_Requirements_
Set down each entry exactly as given; pictures should not appear in the copy.

_Supplied entries_
_ _ _ _ _ _ _
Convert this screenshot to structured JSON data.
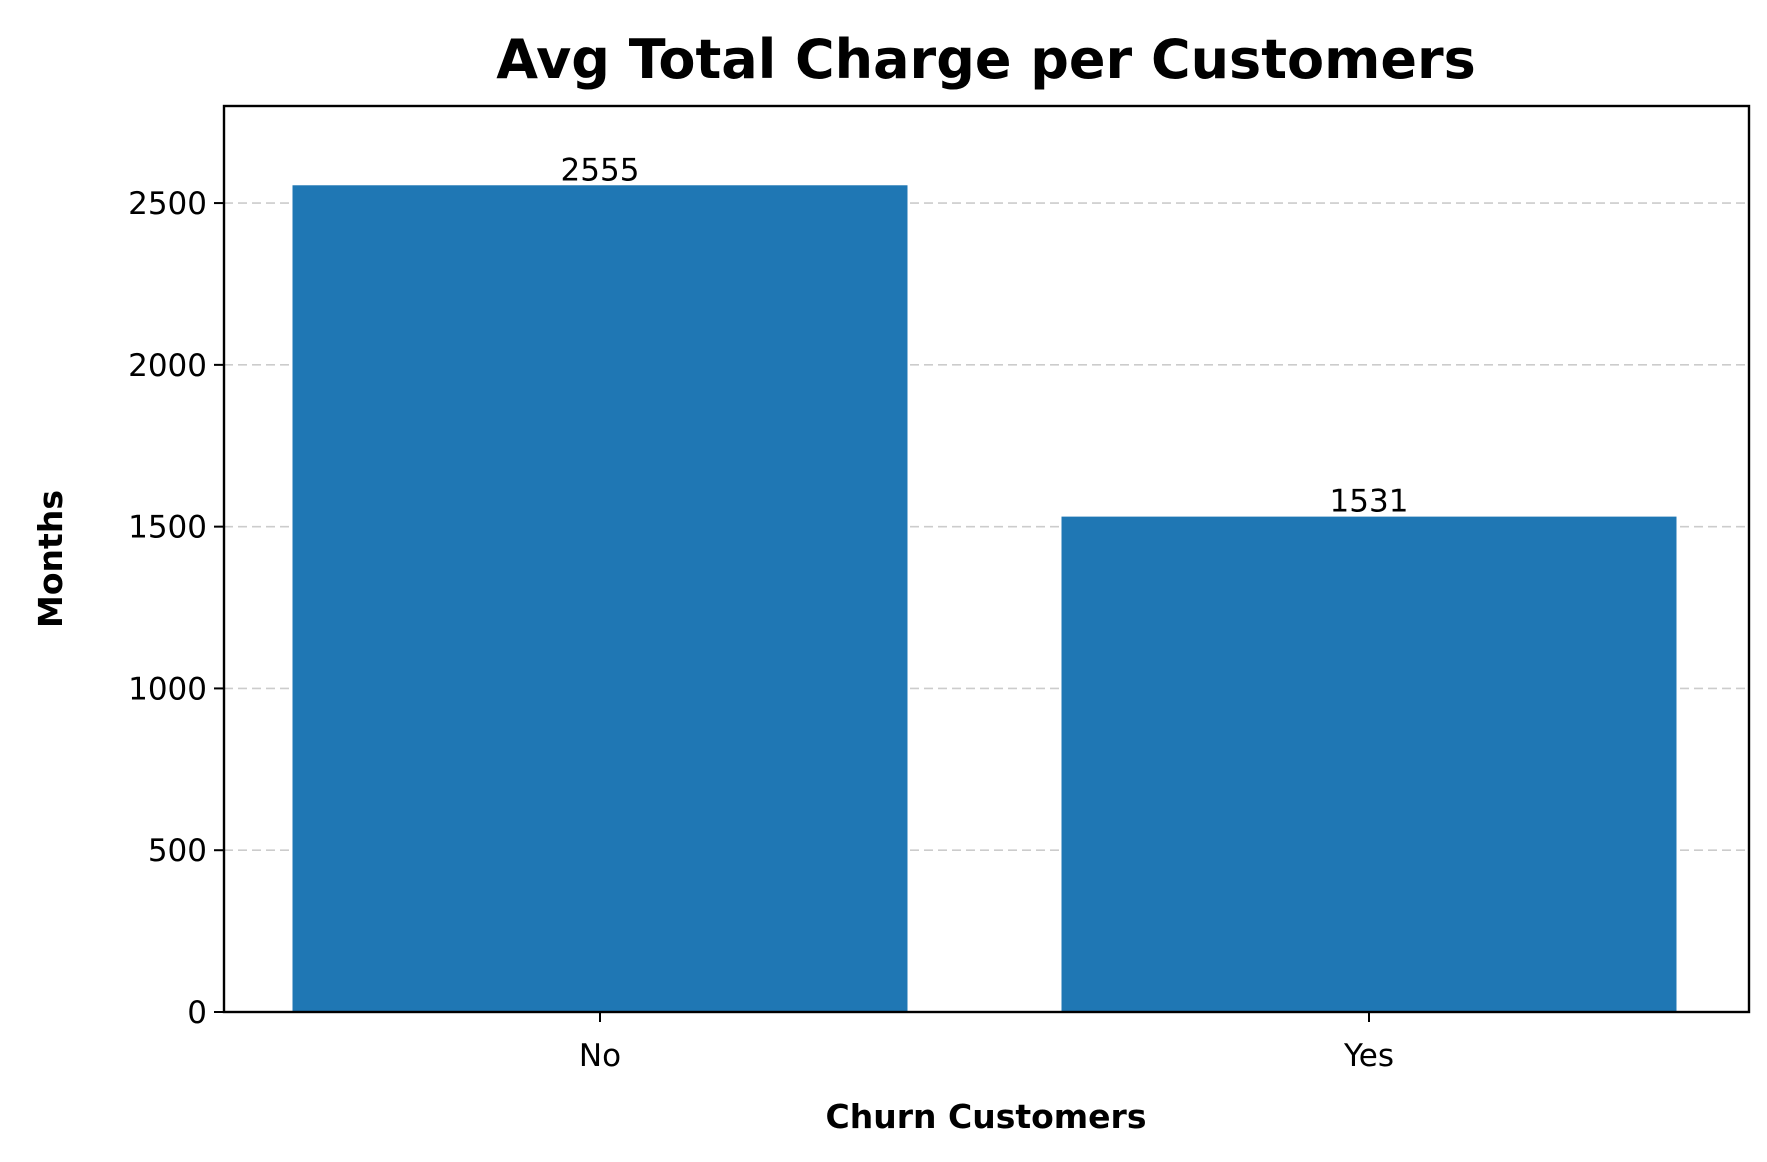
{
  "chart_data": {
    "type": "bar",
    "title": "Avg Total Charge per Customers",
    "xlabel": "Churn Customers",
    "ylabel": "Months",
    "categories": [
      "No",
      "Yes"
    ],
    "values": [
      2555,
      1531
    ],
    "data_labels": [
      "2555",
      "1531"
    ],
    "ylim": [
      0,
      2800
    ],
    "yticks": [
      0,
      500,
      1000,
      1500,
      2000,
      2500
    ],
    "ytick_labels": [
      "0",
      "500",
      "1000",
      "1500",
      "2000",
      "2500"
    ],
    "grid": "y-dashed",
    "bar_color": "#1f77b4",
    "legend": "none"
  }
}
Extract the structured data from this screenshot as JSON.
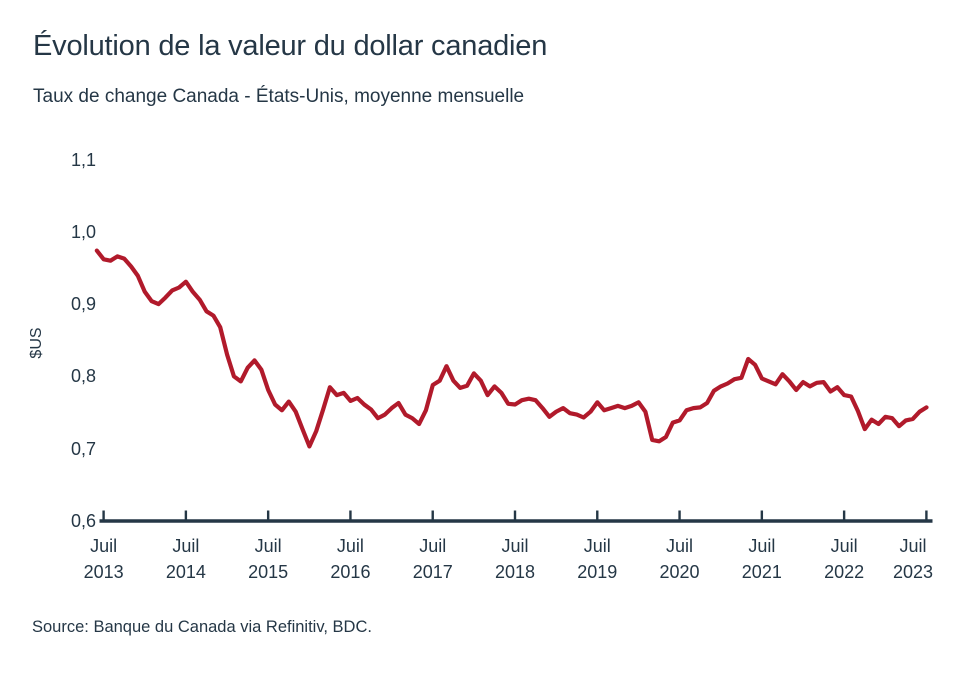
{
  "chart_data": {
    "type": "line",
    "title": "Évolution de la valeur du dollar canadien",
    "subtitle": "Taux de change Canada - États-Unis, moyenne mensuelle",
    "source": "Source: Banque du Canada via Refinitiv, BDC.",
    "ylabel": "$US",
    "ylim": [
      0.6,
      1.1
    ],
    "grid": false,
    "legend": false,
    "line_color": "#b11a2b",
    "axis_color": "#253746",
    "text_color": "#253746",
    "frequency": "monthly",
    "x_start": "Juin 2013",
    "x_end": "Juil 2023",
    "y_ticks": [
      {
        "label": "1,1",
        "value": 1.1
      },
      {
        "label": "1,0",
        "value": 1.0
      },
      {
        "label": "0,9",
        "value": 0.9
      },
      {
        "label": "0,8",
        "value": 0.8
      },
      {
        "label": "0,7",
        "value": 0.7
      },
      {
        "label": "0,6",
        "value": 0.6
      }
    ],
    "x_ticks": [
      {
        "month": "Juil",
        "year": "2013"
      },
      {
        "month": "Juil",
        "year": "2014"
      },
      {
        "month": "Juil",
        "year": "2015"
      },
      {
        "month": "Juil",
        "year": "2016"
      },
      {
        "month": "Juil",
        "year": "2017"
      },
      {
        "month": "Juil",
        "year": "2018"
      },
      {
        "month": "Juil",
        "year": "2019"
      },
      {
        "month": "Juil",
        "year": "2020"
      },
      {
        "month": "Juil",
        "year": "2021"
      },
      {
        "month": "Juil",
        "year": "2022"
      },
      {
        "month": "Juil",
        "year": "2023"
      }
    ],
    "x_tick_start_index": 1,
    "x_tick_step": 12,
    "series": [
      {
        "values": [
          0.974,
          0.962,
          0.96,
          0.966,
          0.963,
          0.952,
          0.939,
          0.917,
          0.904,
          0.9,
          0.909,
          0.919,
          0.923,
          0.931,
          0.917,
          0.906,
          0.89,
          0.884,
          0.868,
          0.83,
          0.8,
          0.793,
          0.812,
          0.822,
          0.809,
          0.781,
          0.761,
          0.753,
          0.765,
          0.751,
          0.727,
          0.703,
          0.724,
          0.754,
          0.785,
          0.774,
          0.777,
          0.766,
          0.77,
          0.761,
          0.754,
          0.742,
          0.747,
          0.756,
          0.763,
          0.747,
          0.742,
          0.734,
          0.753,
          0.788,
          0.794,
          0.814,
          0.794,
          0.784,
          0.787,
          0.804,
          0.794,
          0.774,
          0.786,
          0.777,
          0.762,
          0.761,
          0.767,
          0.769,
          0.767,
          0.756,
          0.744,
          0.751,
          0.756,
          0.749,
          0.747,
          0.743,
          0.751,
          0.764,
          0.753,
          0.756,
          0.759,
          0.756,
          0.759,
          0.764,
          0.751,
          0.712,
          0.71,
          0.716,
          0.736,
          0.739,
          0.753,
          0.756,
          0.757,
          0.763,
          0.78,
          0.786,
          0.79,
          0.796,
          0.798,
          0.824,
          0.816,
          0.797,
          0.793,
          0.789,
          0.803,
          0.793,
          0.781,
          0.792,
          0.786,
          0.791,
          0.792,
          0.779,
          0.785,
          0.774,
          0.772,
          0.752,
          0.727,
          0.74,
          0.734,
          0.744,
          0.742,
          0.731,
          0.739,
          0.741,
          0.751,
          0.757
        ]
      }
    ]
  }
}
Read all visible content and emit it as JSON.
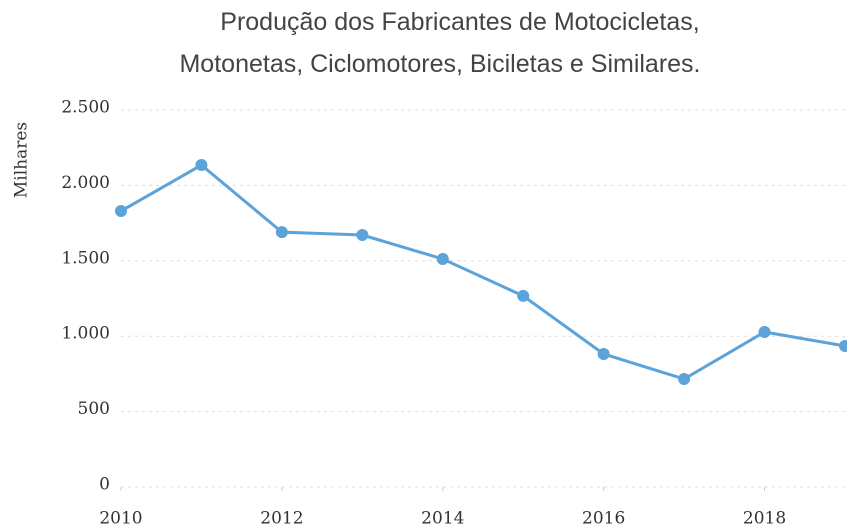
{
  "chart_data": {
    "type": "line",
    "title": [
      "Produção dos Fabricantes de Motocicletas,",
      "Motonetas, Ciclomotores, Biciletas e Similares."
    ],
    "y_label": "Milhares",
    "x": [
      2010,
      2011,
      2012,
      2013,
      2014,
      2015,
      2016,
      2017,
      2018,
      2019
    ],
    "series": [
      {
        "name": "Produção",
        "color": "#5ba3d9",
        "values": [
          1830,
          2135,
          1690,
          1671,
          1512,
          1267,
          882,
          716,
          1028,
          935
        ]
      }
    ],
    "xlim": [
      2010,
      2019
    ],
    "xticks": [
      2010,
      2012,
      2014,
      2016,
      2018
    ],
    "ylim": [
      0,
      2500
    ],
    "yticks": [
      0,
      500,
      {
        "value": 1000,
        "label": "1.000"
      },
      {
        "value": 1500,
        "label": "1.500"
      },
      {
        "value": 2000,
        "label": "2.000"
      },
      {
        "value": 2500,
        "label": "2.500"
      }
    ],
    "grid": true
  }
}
_ _ _ _ _ _ _
_Exercise solution_
Convert this screenshot to structured JSON data.
{
  "chart_data": {
    "type": "bar",
    "title": "Avg Total Charge per Customers",
    "xlabel": "Churn Customers",
    "ylabel": "Months",
    "categories": [
      "No",
      "Yes"
    ],
    "values": [
      2555,
      1531
    ],
    "data_labels": [
      "2555",
      "1531"
    ],
    "ylim": [
      0,
      2800
    ],
    "yticks": [
      0,
      500,
      1000,
      1500,
      2000,
      2500
    ],
    "ytick_labels": [
      "0",
      "500",
      "1000",
      "1500",
      "2000",
      "2500"
    ],
    "grid": "y-dashed",
    "bar_color": "#1f77b4",
    "legend": "none"
  }
}
Extract the structured data from this screenshot as JSON.
{
  "chart_data": {
    "type": "line",
    "title": "Évolution de la valeur du dollar canadien",
    "subtitle": "Taux de change Canada - États-Unis, moyenne mensuelle",
    "source": "Source: Banque du Canada via Refinitiv, BDC.",
    "ylabel": "$US",
    "ylim": [
      0.6,
      1.1
    ],
    "grid": false,
    "legend": false,
    "line_color": "#b11a2b",
    "axis_color": "#253746",
    "text_color": "#253746",
    "frequency": "monthly",
    "x_start": "Juin 2013",
    "x_end": "Juil 2023",
    "y_ticks": [
      {
        "label": "1,1",
        "value": 1.1
      },
      {
        "label": "1,0",
        "value": 1.0
      },
      {
        "label": "0,9",
        "value": 0.9
      },
      {
        "label": "0,8",
        "value": 0.8
      },
      {
        "label": "0,7",
        "value": 0.7
      },
      {
        "label": "0,6",
        "value": 0.6
      }
    ],
    "x_ticks": [
      {
        "month": "Juil",
        "year": "2013"
      },
      {
        "month": "Juil",
        "year": "2014"
      },
      {
        "month": "Juil",
        "year": "2015"
      },
      {
        "month": "Juil",
        "year": "2016"
      },
      {
        "month": "Juil",
        "year": "2017"
      },
      {
        "month": "Juil",
        "year": "2018"
      },
      {
        "month": "Juil",
        "year": "2019"
      },
      {
        "month": "Juil",
        "year": "2020"
      },
      {
        "month": "Juil",
        "year": "2021"
      },
      {
        "month": "Juil",
        "year": "2022"
      },
      {
        "month": "Juil",
        "year": "2023"
      }
    ],
    "x_tick_start_index": 1,
    "x_tick_step": 12,
    "series": [
      {
        "values": [
          0.974,
          0.962,
          0.96,
          0.966,
          0.963,
          0.952,
          0.939,
          0.917,
          0.904,
          0.9,
          0.909,
          0.919,
          0.923,
          0.931,
          0.917,
          0.906,
          0.89,
          0.884,
          0.868,
          0.83,
          0.8,
          0.793,
          0.812,
          0.822,
          0.809,
          0.781,
          0.761,
          0.753,
          0.765,
          0.751,
          0.727,
          0.703,
          0.724,
          0.754,
          0.785,
          0.774,
          0.777,
          0.766,
          0.77,
          0.761,
          0.754,
          0.742,
          0.747,
          0.756,
          0.763,
          0.747,
          0.742,
          0.734,
          0.753,
          0.788,
          0.794,
          0.814,
          0.794,
          0.784,
          0.787,
          0.804,
          0.794,
          0.774,
          0.786,
          0.777,
          0.762,
          0.761,
          0.767,
          0.769,
          0.767,
          0.756,
          0.744,
          0.751,
          0.756,
          0.749,
          0.747,
          0.743,
          0.751,
          0.764,
          0.753,
          0.756,
          0.759,
          0.756,
          0.759,
          0.764,
          0.751,
          0.712,
          0.71,
          0.716,
          0.736,
          0.739,
          0.753,
          0.756,
          0.757,
          0.763,
          0.78,
          0.786,
          0.79,
          0.796,
          0.798,
          0.824,
          0.816,
          0.797,
          0.793,
          0.789,
          0.803,
          0.793,
          0.781,
          0.792,
          0.786,
          0.791,
          0.792,
          0.779,
          0.785,
          0.774,
          0.772,
          0.752,
          0.727,
          0.74,
          0.734,
          0.744,
          0.742,
          0.731,
          0.739,
          0.741,
          0.751,
          0.757
        ]
      }
    ]
  }
}
Read all visible content and emit it as JSON.
{
  "chart_data": {
    "type": "line",
    "title": [
      "Produção dos Fabricantes de Motocicletas,",
      "Motonetas, Ciclomotores, Biciletas e Similares."
    ],
    "y_label": "Milhares",
    "x": [
      2010,
      2011,
      2012,
      2013,
      2014,
      2015,
      2016,
      2017,
      2018,
      2019
    ],
    "series": [
      {
        "name": "Produção",
        "color": "#5ba3d9",
        "values": [
          1830,
          2135,
          1690,
          1671,
          1512,
          1267,
          882,
          716,
          1028,
          935
        ]
      }
    ],
    "xlim": [
      2010,
      2019
    ],
    "xticks": [
      2010,
      2012,
      2014,
      2016,
      2018
    ],
    "ylim": [
      0,
      2500
    ],
    "yticks": [
      0,
      500,
      {
        "value": 1000,
        "label": "1.000"
      },
      {
        "value": 1500,
        "label": "1.500"
      },
      {
        "value": 2000,
        "label": "2.000"
      },
      {
        "value": 2500,
        "label": "2.500"
      }
    ],
    "grid": true
  }
}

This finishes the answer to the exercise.